Instructions for the task: The expected result is every line of the records, printed exactly.

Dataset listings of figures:
# # # #

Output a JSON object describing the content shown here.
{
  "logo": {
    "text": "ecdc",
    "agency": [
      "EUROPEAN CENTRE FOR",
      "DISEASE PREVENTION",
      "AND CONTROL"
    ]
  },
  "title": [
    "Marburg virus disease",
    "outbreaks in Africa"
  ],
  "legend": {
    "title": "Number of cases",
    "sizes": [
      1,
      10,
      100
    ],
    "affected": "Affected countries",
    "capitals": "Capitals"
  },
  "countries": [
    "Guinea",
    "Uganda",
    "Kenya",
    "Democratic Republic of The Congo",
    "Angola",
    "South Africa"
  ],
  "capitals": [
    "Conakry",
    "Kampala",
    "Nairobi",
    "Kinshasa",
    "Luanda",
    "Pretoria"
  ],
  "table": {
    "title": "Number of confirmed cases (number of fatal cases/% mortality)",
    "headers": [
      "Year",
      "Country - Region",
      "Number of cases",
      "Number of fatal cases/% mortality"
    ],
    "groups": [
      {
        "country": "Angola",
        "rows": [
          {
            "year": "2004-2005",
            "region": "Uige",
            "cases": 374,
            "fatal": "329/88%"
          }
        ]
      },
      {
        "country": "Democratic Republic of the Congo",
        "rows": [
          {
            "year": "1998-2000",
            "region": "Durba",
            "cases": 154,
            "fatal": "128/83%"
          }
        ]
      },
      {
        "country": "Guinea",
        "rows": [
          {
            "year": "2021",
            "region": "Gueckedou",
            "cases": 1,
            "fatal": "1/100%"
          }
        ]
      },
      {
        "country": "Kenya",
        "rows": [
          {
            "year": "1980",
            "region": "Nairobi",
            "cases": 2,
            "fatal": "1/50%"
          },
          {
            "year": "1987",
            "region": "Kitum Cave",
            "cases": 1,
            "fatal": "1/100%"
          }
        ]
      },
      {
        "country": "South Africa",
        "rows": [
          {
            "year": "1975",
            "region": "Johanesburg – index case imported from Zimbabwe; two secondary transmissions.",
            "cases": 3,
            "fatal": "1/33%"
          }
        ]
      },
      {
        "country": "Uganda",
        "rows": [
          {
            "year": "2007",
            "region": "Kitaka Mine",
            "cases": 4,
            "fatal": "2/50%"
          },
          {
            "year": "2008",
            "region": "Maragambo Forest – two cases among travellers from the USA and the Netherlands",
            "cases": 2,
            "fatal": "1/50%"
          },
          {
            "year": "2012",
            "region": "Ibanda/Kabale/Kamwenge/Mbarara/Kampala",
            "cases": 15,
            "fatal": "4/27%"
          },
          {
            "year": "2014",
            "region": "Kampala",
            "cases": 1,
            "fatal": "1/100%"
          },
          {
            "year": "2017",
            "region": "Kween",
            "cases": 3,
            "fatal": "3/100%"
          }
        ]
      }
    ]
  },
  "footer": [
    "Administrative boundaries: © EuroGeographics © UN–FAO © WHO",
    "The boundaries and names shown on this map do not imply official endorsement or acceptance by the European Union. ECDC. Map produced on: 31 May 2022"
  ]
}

# # # #

Output:
Output a JSON object describing the content shown here.
{
  "logo": {
    "text": "ecdc",
    "agency": [
      "EUROPEAN CENTRE FOR",
      "DISEASE PREVENTION",
      "AND CONTROL"
    ]
  },
  "title": [
    "Marburg virus disease",
    "outbreaks in Africa"
  ],
  "legend": {
    "title": "Number of cases",
    "sizes": [
      1,
      10,
      100
    ],
    "affected": "Affected countries",
    "capitals": "Capitals"
  },
  "countries": [
    "Guinea",
    "Uganda",
    "Kenya",
    "Democratic Republic of The Congo",
    "Angola",
    "South Africa"
  ],
  "capitals": [
    "Conakry",
    "Kampala",
    "Nairobi",
    "Kinshasa",
    "Luanda",
    "Pretoria"
  ],
  "table": {
    "title": "Number of confirmed cases (number of fatal cases/% mortality)",
    "headers": [
      "Year",
      "Country - Region",
      "Number of cases",
      "Number of fatal cases/% mortality"
    ],
    "groups": [
      {
        "country": "Angola",
        "rows": [
          {
            "year": "2004-2005",
            "region": "Uige",
            "cases": 374,
            "fatal": "329/88%"
          }
        ]
      },
      {
        "country": "Democratic Republic of the Congo",
        "rows": [
          {
            "year": "1998-2000",
            "region": "Durba",
            "cases": 154,
            "fatal": "128/83%"
          }
        ]
      },
      {
        "country": "Guinea",
        "rows": [
          {
            "year": "2021",
            "region": "Gueckedou",
            "cases": 1,
            "fatal": "1/100%"
          }
        ]
      },
      {
        "country": "Kenya",
        "rows": [
          {
            "year": "1980",
            "region": "Nairobi",
            "cases": 2,
            "fatal": "1/50%"
          },
          {
            "year": "1987",
            "region": "Kitum Cave",
            "cases": 1,
            "fatal": "1/100%"
          }
        ]
      },
      {
        "country": "South Africa",
        "rows": [
          {
            "year": "1975",
            "region": "Johanesburg – index case imported from Zimbabwe; two secondary transmissions.",
            "cases": 3,
            "fatal": "1/33%"
          }
        ]
      },
      {
        "country": "Uganda",
        "rows": [
          {
            "year": "2007",
            "region": "Kitaka Mine",
            "cases": 4,
            "fatal": "2/50%"
          },
          {
            "year": "2008",
            "region": "Maragambo Forest – two cases among travellers from the USA and the Netherlands",
            "cases": 2,
            "fatal": "1/50%"
          },
          {
            "year": "2012",
            "region": "Ibanda/Kabale/Kamwenge/Mbarara/Kampala",
            "cases": 15,
            "fatal": "4/27%"
          },
          {
            "year": "2014",
            "region": "Kampala",
            "cases": 1,
            "fatal": "1/100%"
          },
          {
            "year": "2017",
            "region": "Kween",
            "cases": 3,
            "fatal": "3/100%"
          }
        ]
      }
    ]
  },
  "footer": [
    "Administrative boundaries: © EuroGeographics © UN–FAO © WHO",
    "The boundaries and names shown on this map do not imply official endorsement or acceptance by the European Union. ECDC. Map produced on: 31 May 2022"
  ]
}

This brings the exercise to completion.